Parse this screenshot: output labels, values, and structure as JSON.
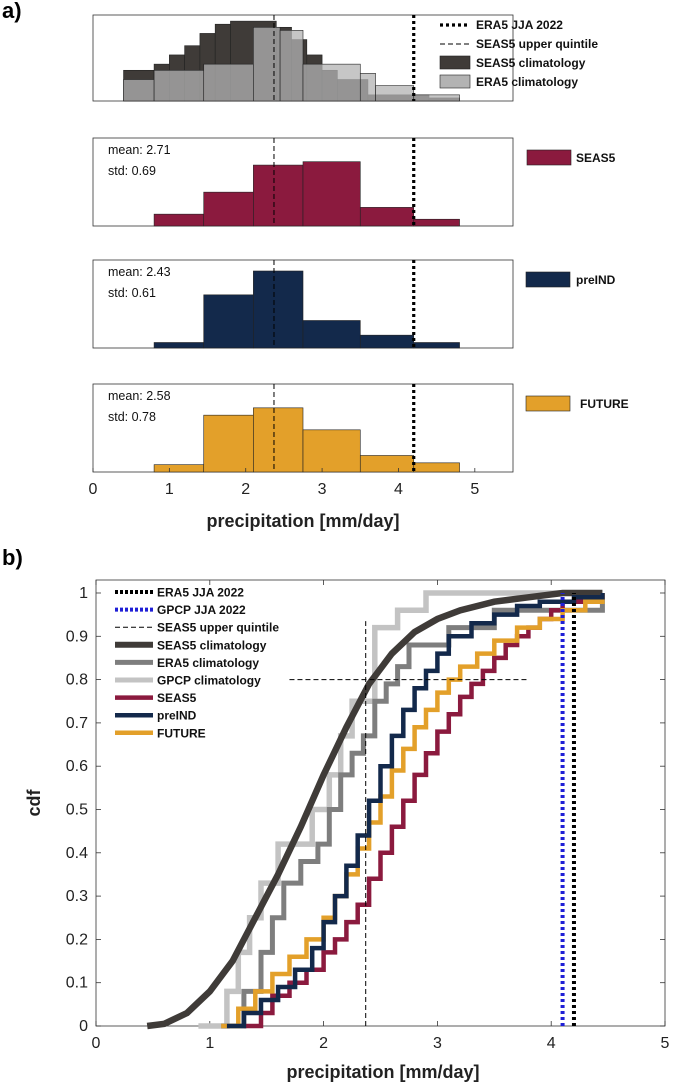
{
  "figure": {
    "panel_a_label": "a)",
    "panel_b_label": "b)"
  },
  "colors": {
    "seas5": "#8b1a3e",
    "preind": "#13294b",
    "future": "#e3a02a",
    "seas5_clim": "#3f3b38",
    "era5_clim": "#b3b3b3",
    "era5_clim_b": "#7e7e7e",
    "gpcp_clim": "#c3c3c3",
    "gpcp_obs": "#1f1fd6",
    "obs": "#000000"
  },
  "chart_data": [
    {
      "id": "a-top",
      "type": "bar",
      "subtype": "histogram",
      "xlim": [
        0,
        5.5
      ],
      "ylim": [
        0,
        0.28
      ],
      "ticks_visible": false,
      "series": [
        {
          "name": "SEAS5 climatology",
          "color_key": "seas5_clim",
          "edges": [
            0.4,
            0.8,
            1.0,
            1.2,
            1.4,
            1.6,
            1.8,
            2.4,
            2.6,
            2.8,
            3.0,
            3.2,
            3.6,
            4.2,
            4.4,
            4.8
          ],
          "values": [
            0.1,
            0.12,
            0.15,
            0.18,
            0.22,
            0.25,
            0.26,
            0.24,
            0.2,
            0.15,
            0.1,
            0.07,
            0.02,
            0.02,
            0.01
          ]
        },
        {
          "name": "ERA5 climatology",
          "color_key": "era5_clim",
          "edges": [
            0.4,
            0.8,
            1.45,
            2.1,
            2.45,
            2.75,
            3.5,
            3.7,
            4.2,
            4.8
          ],
          "values": [
            0.07,
            0.1,
            0.12,
            0.24,
            0.23,
            0.12,
            0.09,
            0.05,
            0.02
          ]
        }
      ],
      "vlines": [
        {
          "name": "ERA5 JJA 2022",
          "x": 4.2
        },
        {
          "name": "SEAS5 upper quintile",
          "x": 2.37
        }
      ],
      "legend": [
        "ERA5 JJA 2022",
        "SEAS5 upper quintile",
        "SEAS5 climatology",
        "ERA5 climatology"
      ],
      "legend_position": "top-right"
    },
    {
      "id": "a-seas5",
      "type": "bar",
      "subtype": "histogram",
      "xlim": [
        0,
        5.5
      ],
      "ylim": [
        0,
        0.52
      ],
      "series": [
        {
          "name": "SEAS5",
          "color_key": "seas5",
          "edges": [
            0.8,
            1.45,
            2.1,
            2.75,
            3.5,
            4.2,
            4.8
          ],
          "values": [
            0.07,
            0.2,
            0.36,
            0.38,
            0.11,
            0.04
          ]
        }
      ],
      "vlines": [
        {
          "name": "ERA5 JJA 2022",
          "x": 4.2
        },
        {
          "name": "SEAS5 upper quintile",
          "x": 2.37
        }
      ],
      "stats": {
        "mean": "mean: 2.71",
        "std": "std: 0.69"
      },
      "legend": [
        "SEAS5"
      ],
      "legend_position": "top-right"
    },
    {
      "id": "a-preind",
      "type": "bar",
      "subtype": "histogram",
      "xlim": [
        0,
        5.5
      ],
      "ylim": [
        0,
        0.48
      ],
      "series": [
        {
          "name": "preIND",
          "color_key": "preind",
          "edges": [
            0.8,
            1.45,
            2.1,
            2.75,
            3.5,
            4.2,
            4.8
          ],
          "values": [
            0.03,
            0.29,
            0.42,
            0.15,
            0.07,
            0.03
          ]
        }
      ],
      "vlines": [
        {
          "name": "ERA5 JJA 2022",
          "x": 4.2
        },
        {
          "name": "SEAS5 upper quintile",
          "x": 2.37
        }
      ],
      "stats": {
        "mean": "mean: 2.43",
        "std": "std: 0.61"
      },
      "legend": [
        "preIND"
      ],
      "legend_position": "top-right"
    },
    {
      "id": "a-future",
      "type": "bar",
      "subtype": "histogram",
      "xlim": [
        0,
        5.5
      ],
      "ylim": [
        0,
        0.48
      ],
      "series": [
        {
          "name": "FUTURE",
          "color_key": "future",
          "edges": [
            0.8,
            1.45,
            2.1,
            2.75,
            3.5,
            4.2,
            4.8
          ],
          "values": [
            0.04,
            0.31,
            0.35,
            0.23,
            0.09,
            0.05
          ]
        }
      ],
      "vlines": [
        {
          "name": "ERA5 JJA 2022",
          "x": 4.2
        },
        {
          "name": "SEAS5 upper quintile",
          "x": 2.37
        }
      ],
      "stats": {
        "mean": "mean: 2.58",
        "std": "std: 0.78"
      },
      "legend": [
        "FUTURE"
      ],
      "legend_position": "top-right",
      "x_ticks": [
        0,
        1,
        2,
        3,
        4,
        5
      ],
      "x_tick_labels": [
        "0",
        "1",
        "2",
        "3",
        "4",
        "5"
      ],
      "xlabel": "precipitation [mm/day]"
    },
    {
      "id": "b-cdf",
      "type": "line",
      "subtype": "cdf",
      "xlim": [
        0,
        5
      ],
      "ylim": [
        0,
        1.03
      ],
      "x_ticks": [
        0,
        1,
        2,
        3,
        4,
        5
      ],
      "x_tick_labels": [
        "0",
        "1",
        "2",
        "3",
        "4",
        "5"
      ],
      "y_ticks": [
        0,
        0.1,
        0.2,
        0.3,
        0.4,
        0.5,
        0.6,
        0.7,
        0.8,
        0.9,
        1
      ],
      "y_tick_labels": [
        "0",
        "0.1",
        "0.2",
        "0.3",
        "0.4",
        "0.5",
        "0.6",
        "0.7",
        "0.8",
        "0.9",
        "1"
      ],
      "xlabel": "precipitation [mm/day]",
      "ylabel": "cdf",
      "lines": [
        {
          "name": "ERA5 JJA 2022",
          "style": "obs",
          "color_key": "obs",
          "x": 4.2
        },
        {
          "name": "GPCP JJA 2022",
          "style": "obs",
          "color_key": "gpcp_obs",
          "x": 4.1
        },
        {
          "name": "SEAS5 upper quintile",
          "style": "thin-dash",
          "color_key": "obs",
          "x": 2.37,
          "yref": 0.8,
          "hline_range": [
            1.7,
            3.8
          ]
        }
      ],
      "series": [
        {
          "name": "SEAS5 climatology",
          "kind": "smooth",
          "color_key": "seas5_clim",
          "x": [
            0.45,
            0.6,
            0.8,
            1.0,
            1.2,
            1.4,
            1.6,
            1.8,
            2.0,
            2.2,
            2.4,
            2.6,
            2.8,
            3.0,
            3.2,
            3.5,
            3.8,
            4.1,
            4.45
          ],
          "y": [
            0.0,
            0.005,
            0.03,
            0.08,
            0.15,
            0.25,
            0.35,
            0.46,
            0.58,
            0.69,
            0.79,
            0.86,
            0.91,
            0.94,
            0.96,
            0.98,
            0.99,
            1.0,
            1.0
          ]
        },
        {
          "name": "ERA5 climatology",
          "kind": "step",
          "color_key": "era5_clim_b",
          "x": [
            1.1,
            1.3,
            1.45,
            1.55,
            1.65,
            1.8,
            1.95,
            2.05,
            2.15,
            2.25,
            2.35,
            2.45,
            2.55,
            2.65,
            2.75,
            2.85,
            3.1,
            3.3,
            3.5,
            3.7,
            4.45
          ],
          "y": [
            0.0,
            0.08,
            0.17,
            0.25,
            0.33,
            0.38,
            0.42,
            0.5,
            0.58,
            0.63,
            0.67,
            0.75,
            0.79,
            0.83,
            0.88,
            0.88,
            0.92,
            0.92,
            0.96,
            0.96,
            1.0
          ]
        },
        {
          "name": "GPCP climatology",
          "kind": "step",
          "color_key": "gpcp_clim",
          "x": [
            0.9,
            1.15,
            1.25,
            1.35,
            1.45,
            1.6,
            1.8,
            1.9,
            2.05,
            2.15,
            2.25,
            2.45,
            2.55,
            2.65,
            2.75,
            2.9,
            3.0,
            4.45
          ],
          "y": [
            0.0,
            0.08,
            0.17,
            0.25,
            0.33,
            0.42,
            0.42,
            0.5,
            0.58,
            0.67,
            0.75,
            0.92,
            0.92,
            0.96,
            0.96,
            1.0,
            1.0,
            1.0
          ]
        },
        {
          "name": "SEAS5",
          "kind": "step",
          "color_key": "seas5",
          "x": [
            1.3,
            1.45,
            1.55,
            1.7,
            1.85,
            2.0,
            2.1,
            2.2,
            2.3,
            2.4,
            2.5,
            2.6,
            2.7,
            2.8,
            2.9,
            3.0,
            3.1,
            3.2,
            3.3,
            3.4,
            3.5,
            3.6,
            3.7,
            3.8,
            3.9,
            4.0,
            4.1,
            4.3,
            4.45
          ],
          "y": [
            0.0,
            0.03,
            0.07,
            0.1,
            0.13,
            0.17,
            0.2,
            0.24,
            0.28,
            0.34,
            0.4,
            0.46,
            0.52,
            0.58,
            0.63,
            0.68,
            0.72,
            0.76,
            0.79,
            0.82,
            0.85,
            0.88,
            0.9,
            0.92,
            0.94,
            0.96,
            0.98,
            0.99,
            1.0
          ]
        },
        {
          "name": "preIND",
          "kind": "step",
          "color_key": "preind",
          "x": [
            1.15,
            1.3,
            1.45,
            1.6,
            1.75,
            1.9,
            2.0,
            2.1,
            2.2,
            2.3,
            2.4,
            2.5,
            2.6,
            2.7,
            2.8,
            2.9,
            3.0,
            3.1,
            3.3,
            3.5,
            3.7,
            3.9,
            4.2,
            4.45
          ],
          "y": [
            0.0,
            0.03,
            0.06,
            0.09,
            0.13,
            0.18,
            0.24,
            0.3,
            0.37,
            0.44,
            0.52,
            0.6,
            0.67,
            0.73,
            0.78,
            0.82,
            0.86,
            0.9,
            0.93,
            0.95,
            0.97,
            0.98,
            0.99,
            1.0
          ]
        },
        {
          "name": "FUTURE",
          "kind": "step",
          "color_key": "future",
          "x": [
            1.1,
            1.25,
            1.4,
            1.55,
            1.7,
            1.85,
            2.0,
            2.1,
            2.2,
            2.3,
            2.4,
            2.5,
            2.6,
            2.7,
            2.8,
            2.9,
            3.0,
            3.1,
            3.2,
            3.35,
            3.5,
            3.7,
            3.9,
            4.1,
            4.3,
            4.45
          ],
          "y": [
            0.0,
            0.04,
            0.08,
            0.12,
            0.16,
            0.2,
            0.25,
            0.3,
            0.35,
            0.41,
            0.47,
            0.53,
            0.59,
            0.64,
            0.69,
            0.73,
            0.77,
            0.8,
            0.83,
            0.86,
            0.89,
            0.92,
            0.94,
            0.96,
            0.98,
            1.0
          ]
        }
      ],
      "legend": [
        "ERA5 JJA 2022",
        "GPCP JJA 2022",
        "SEAS5 upper quintile",
        "SEAS5 climatology",
        "ERA5 climatology",
        "GPCP climatology",
        "SEAS5",
        "preIND",
        "FUTURE"
      ],
      "legend_position": "top-left"
    }
  ]
}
= = = = = = =
**Requirements**: Identify and copy lines that hold the string "xlabel".

**Response**:
      "xlabel": "precipitation [mm/day]"
      "xlabel": "precipitation [mm/day]",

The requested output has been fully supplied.